───── Supplied records ─────

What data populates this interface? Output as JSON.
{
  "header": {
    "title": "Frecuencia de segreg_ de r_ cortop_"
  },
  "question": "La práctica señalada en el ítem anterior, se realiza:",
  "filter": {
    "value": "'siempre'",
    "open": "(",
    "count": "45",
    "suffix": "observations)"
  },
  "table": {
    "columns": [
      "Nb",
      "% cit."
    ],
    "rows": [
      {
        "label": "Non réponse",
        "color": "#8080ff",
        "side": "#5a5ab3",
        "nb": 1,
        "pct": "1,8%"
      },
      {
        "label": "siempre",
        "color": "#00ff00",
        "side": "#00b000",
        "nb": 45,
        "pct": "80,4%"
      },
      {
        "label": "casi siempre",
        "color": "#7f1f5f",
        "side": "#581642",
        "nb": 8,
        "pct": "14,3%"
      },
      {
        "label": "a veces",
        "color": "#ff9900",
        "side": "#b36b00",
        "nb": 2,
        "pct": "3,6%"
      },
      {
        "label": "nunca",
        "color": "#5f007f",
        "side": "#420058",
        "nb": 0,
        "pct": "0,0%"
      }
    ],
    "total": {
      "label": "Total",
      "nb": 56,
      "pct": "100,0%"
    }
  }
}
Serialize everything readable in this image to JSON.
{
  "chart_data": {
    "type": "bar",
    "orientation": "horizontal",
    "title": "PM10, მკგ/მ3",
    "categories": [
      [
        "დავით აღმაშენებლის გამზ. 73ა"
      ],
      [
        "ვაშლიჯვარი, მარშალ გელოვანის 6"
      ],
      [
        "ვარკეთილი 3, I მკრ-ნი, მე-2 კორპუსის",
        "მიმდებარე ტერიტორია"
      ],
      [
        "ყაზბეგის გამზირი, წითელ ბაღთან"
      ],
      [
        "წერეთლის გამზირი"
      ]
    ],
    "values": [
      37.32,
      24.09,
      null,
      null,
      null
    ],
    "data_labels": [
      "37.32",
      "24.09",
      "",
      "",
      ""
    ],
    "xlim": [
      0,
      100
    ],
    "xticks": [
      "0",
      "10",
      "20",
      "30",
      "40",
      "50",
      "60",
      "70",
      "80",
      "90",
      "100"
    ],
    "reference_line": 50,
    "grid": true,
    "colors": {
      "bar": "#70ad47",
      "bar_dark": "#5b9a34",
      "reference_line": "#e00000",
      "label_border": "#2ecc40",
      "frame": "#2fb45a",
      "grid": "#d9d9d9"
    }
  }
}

─────

=== Exercise goal ===
Set down, word for word, every line from the line that holds "Serialize everything readable" to the end of the entries above, including both ends.

=== Written reply ===
Serialize everything readable in this image to JSON.
{
  "chart_data": {
    "type": "bar",
    "orientation": "horizontal",
    "title": "PM10, მკგ/მ3",
    "categories": [
      [
        "დავით აღმაშენებლის გამზ. 73ა"
      ],
      [
        "ვაშლიჯვარი, მარშალ გელოვანის 6"
      ],
      [
        "ვარკეთილი 3, I მკრ-ნი, მე-2 კორპუსის",
        "მიმდებარე ტერიტორია"
      ],
      [
        "ყაზბეგის გამზირი, წითელ ბაღთან"
      ],
      [
        "წერეთლის გამზირი"
      ]
    ],
    "values": [
      37.32,
      24.09,
      null,
      null,
      null
    ],
    "data_labels": [
      "37.32",
      "24.09",
      "",
      "",
      ""
    ],
    "xlim": [
      0,
      100
    ],
    "xticks": [
      "0",
      "10",
      "20",
      "30",
      "40",
      "50",
      "60",
      "70",
      "80",
      "90",
      "100"
    ],
    "reference_line": 50,
    "grid": true,
    "colors": {
      "bar": "#70ad47",
      "bar_dark": "#5b9a34",
      "reference_line": "#e00000",
      "label_border": "#2ecc40",
      "frame": "#2fb45a",
      "grid": "#d9d9d9"
    }
  }
}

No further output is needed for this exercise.